— START —

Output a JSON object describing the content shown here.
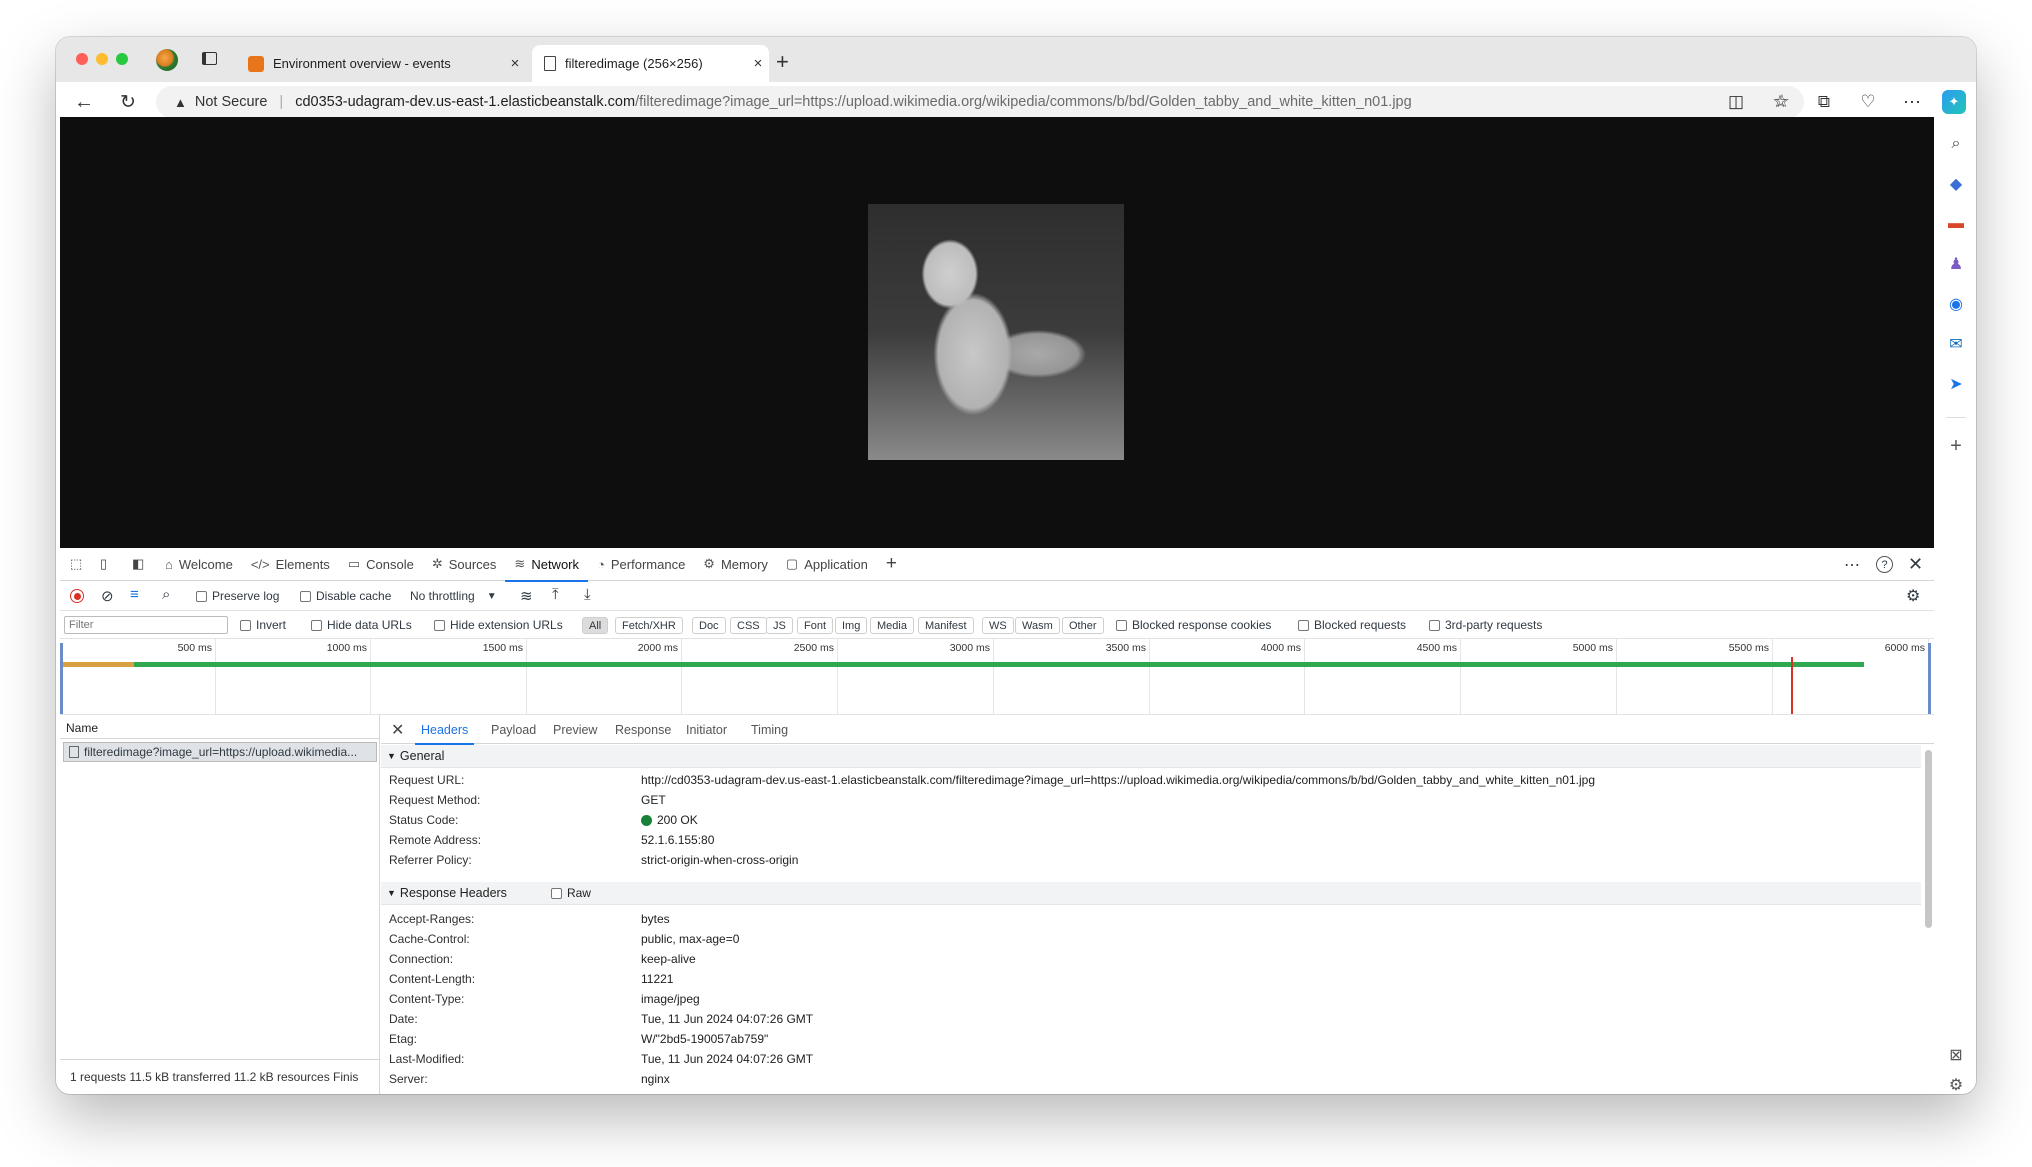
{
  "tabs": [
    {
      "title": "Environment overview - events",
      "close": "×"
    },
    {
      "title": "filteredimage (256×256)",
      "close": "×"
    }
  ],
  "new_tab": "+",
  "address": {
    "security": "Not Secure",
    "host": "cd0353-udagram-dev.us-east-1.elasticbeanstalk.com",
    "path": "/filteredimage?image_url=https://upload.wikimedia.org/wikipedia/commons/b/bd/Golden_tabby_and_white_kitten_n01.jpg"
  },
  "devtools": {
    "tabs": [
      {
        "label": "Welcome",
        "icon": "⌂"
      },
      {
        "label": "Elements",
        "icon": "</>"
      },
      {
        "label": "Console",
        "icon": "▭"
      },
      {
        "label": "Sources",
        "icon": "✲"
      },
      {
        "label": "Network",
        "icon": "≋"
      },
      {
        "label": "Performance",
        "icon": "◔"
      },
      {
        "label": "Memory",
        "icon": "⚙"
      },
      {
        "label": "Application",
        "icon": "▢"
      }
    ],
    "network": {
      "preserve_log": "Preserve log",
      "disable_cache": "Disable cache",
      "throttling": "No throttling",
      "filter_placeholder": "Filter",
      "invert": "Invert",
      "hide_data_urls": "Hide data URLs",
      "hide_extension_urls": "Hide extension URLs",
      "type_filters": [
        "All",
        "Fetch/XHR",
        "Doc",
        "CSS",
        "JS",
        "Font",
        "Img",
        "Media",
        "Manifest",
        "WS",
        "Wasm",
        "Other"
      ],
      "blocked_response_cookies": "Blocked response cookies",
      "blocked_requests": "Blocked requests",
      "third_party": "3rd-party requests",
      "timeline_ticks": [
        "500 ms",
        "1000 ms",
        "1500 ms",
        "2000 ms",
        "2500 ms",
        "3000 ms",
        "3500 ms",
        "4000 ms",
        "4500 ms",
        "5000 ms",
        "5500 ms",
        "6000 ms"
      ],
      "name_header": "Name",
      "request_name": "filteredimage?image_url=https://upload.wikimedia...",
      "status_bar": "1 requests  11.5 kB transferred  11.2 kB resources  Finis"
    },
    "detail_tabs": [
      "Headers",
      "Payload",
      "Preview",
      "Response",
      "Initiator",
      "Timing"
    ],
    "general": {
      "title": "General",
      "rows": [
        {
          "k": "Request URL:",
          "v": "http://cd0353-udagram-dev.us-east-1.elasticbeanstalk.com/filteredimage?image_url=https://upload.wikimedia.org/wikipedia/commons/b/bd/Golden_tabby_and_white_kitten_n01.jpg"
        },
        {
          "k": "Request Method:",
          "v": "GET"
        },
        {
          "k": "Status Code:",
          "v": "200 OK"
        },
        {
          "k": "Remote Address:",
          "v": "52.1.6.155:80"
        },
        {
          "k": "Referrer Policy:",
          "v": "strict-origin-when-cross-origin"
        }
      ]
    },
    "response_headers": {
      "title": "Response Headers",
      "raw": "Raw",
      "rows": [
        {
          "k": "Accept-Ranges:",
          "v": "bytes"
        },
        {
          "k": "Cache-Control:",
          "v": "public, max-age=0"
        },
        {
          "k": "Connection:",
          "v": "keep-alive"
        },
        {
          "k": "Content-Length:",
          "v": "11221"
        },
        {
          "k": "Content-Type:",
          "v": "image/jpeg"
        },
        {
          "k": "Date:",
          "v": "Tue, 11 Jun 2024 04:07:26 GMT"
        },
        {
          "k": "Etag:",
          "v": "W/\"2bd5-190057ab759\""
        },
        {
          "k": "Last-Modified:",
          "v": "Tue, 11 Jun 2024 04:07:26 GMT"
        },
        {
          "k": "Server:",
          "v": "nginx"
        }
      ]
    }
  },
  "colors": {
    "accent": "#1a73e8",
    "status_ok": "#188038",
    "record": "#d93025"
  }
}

— END —
— START —

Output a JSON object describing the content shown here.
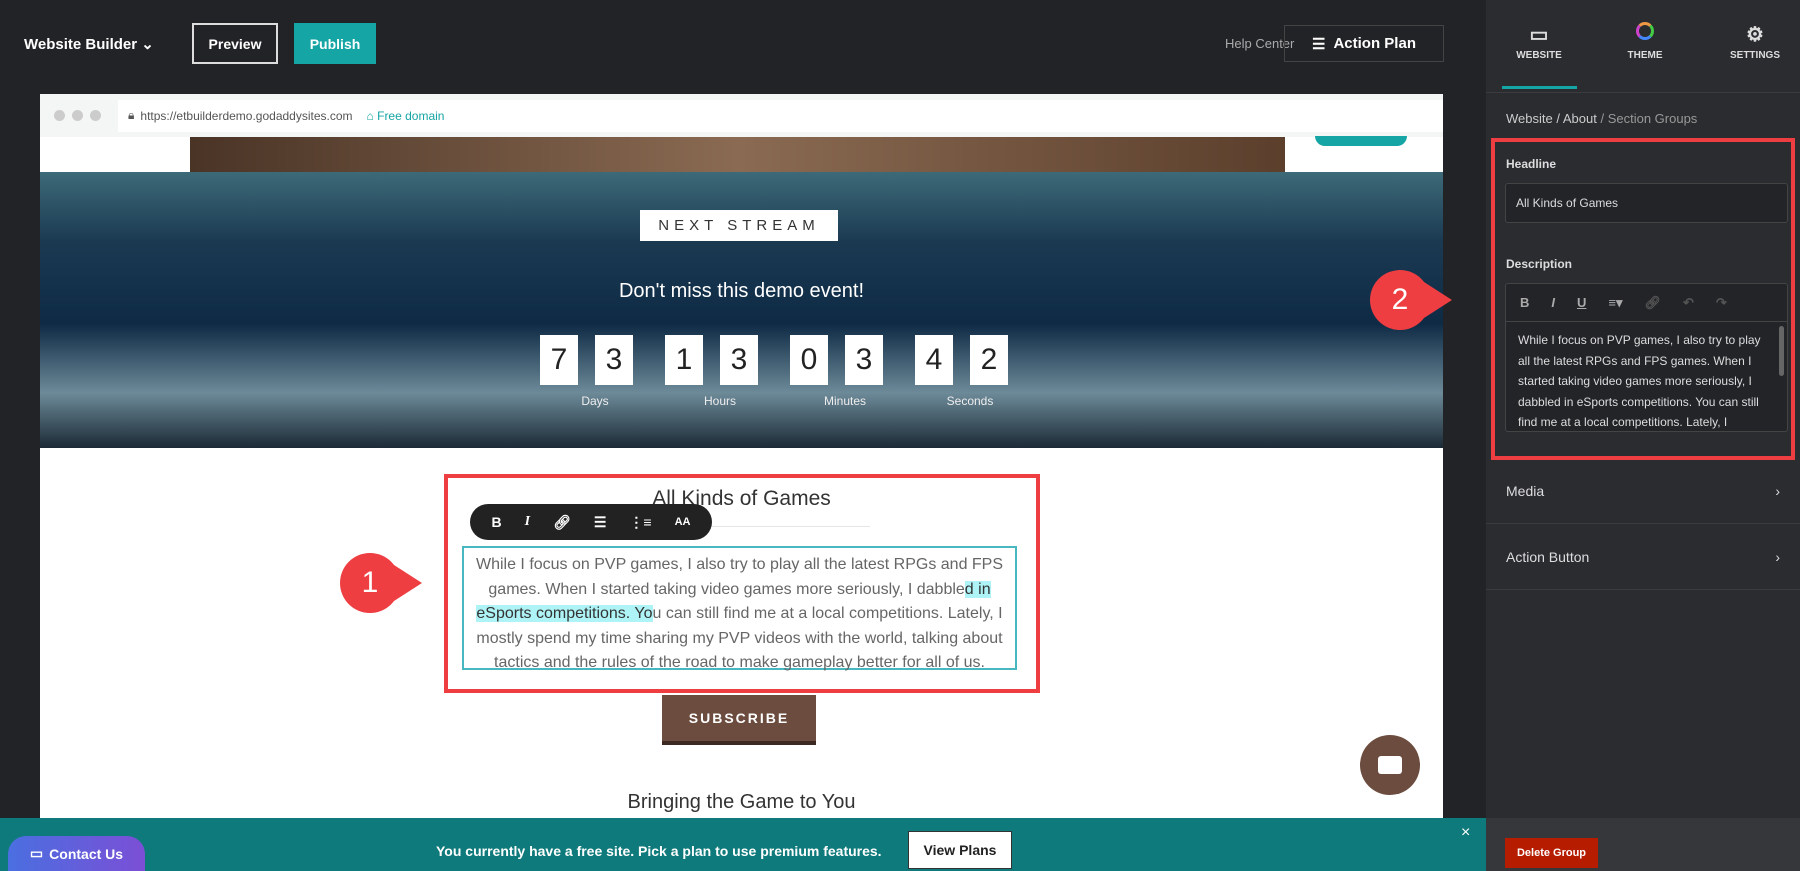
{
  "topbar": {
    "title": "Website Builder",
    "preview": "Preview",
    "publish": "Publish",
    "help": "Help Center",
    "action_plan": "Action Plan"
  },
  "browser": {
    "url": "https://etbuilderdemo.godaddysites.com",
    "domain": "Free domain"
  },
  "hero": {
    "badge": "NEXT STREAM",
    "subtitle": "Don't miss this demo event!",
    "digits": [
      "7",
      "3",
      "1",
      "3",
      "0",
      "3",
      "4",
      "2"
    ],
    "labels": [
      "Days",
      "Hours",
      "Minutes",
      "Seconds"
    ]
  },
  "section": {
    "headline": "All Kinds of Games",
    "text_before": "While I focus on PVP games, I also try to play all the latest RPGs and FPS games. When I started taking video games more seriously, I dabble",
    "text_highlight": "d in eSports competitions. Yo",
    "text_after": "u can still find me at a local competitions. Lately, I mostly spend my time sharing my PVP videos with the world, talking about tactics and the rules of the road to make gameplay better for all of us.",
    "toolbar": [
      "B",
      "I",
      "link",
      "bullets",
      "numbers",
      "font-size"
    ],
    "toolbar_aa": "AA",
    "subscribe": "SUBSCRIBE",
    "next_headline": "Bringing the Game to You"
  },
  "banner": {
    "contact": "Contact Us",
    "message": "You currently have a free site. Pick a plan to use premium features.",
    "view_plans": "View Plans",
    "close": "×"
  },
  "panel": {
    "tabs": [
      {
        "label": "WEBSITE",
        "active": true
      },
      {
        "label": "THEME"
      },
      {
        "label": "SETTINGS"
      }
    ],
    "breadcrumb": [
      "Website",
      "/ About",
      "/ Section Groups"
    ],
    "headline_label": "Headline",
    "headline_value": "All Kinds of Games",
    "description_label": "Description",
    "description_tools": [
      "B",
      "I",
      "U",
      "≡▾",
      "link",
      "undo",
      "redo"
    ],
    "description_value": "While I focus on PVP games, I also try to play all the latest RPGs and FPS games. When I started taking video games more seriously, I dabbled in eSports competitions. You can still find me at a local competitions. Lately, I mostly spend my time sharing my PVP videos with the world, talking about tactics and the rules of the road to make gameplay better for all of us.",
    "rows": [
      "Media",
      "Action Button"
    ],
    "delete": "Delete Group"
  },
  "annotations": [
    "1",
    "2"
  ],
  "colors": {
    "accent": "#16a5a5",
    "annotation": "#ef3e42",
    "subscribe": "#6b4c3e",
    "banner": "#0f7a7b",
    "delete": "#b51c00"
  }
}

— END —
— START —

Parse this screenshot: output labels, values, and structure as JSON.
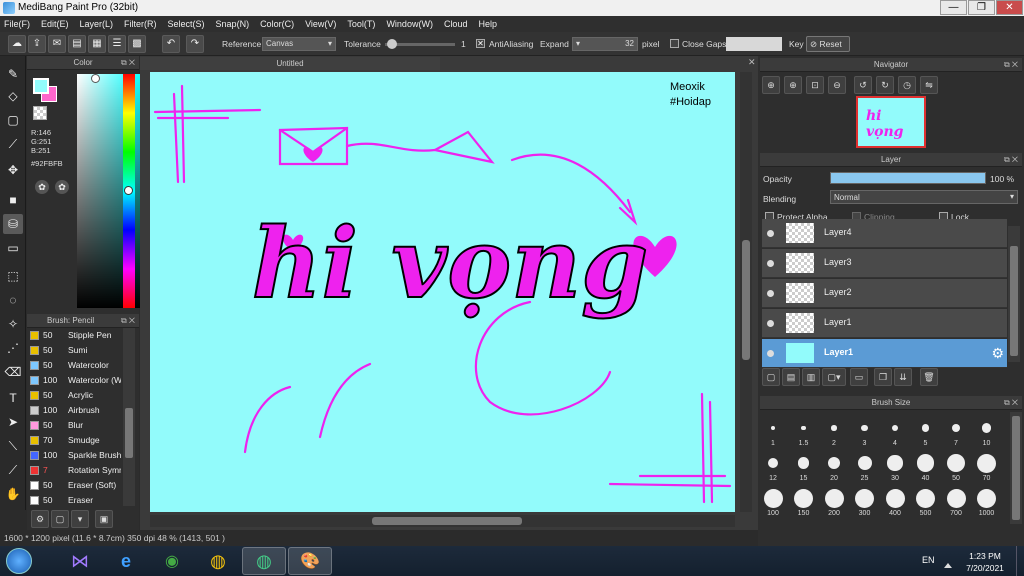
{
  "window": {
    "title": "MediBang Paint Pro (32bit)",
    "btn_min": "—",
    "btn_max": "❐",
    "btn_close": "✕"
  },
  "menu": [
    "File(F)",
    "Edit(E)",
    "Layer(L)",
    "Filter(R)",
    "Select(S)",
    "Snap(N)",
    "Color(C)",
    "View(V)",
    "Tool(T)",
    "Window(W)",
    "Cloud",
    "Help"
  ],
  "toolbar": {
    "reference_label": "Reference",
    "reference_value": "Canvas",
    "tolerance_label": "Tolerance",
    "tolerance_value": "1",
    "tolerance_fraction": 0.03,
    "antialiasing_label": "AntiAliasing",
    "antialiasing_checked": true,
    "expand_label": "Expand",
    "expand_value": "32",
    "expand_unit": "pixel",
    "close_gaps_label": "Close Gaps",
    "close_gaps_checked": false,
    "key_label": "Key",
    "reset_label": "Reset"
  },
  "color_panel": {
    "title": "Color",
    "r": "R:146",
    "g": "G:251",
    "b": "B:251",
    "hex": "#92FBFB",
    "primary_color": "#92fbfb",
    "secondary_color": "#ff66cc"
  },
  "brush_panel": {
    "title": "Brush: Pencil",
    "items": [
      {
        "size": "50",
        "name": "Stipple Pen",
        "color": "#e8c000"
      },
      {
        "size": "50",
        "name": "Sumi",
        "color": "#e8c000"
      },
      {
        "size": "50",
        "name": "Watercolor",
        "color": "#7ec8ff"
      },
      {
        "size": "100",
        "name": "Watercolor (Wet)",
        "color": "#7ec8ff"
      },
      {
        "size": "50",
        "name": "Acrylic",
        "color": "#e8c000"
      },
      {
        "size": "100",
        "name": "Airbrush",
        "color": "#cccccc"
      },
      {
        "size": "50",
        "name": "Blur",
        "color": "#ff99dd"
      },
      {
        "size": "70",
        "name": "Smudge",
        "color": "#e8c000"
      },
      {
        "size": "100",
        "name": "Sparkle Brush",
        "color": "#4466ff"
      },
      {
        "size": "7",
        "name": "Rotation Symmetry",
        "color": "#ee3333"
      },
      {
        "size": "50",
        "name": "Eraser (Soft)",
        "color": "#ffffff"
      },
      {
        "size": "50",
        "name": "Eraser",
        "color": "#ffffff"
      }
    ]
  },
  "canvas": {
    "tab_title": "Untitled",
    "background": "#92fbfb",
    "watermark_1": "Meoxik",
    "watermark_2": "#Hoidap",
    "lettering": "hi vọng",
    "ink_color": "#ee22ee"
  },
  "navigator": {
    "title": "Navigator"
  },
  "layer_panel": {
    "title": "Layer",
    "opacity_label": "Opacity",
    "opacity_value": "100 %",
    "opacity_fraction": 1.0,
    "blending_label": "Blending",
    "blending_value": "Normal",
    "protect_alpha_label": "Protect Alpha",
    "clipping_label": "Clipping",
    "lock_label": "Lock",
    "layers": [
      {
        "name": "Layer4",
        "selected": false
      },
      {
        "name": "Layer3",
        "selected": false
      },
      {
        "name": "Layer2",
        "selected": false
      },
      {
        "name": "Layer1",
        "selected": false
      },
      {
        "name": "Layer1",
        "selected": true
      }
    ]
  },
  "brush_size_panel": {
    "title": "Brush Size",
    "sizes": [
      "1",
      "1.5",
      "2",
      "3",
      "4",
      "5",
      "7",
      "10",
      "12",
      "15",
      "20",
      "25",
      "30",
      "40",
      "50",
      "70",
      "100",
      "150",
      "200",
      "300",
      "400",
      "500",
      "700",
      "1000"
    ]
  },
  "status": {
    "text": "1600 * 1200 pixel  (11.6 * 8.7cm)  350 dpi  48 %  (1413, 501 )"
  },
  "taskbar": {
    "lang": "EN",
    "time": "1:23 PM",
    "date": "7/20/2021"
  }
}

— END —

▶ SHORT PROBLEM
Search the entries for the word "true", then list each line that holds it.

▶ EXERCISE ANSWER
        "active": true
    "antialiasing_checked": true,
        "selected": true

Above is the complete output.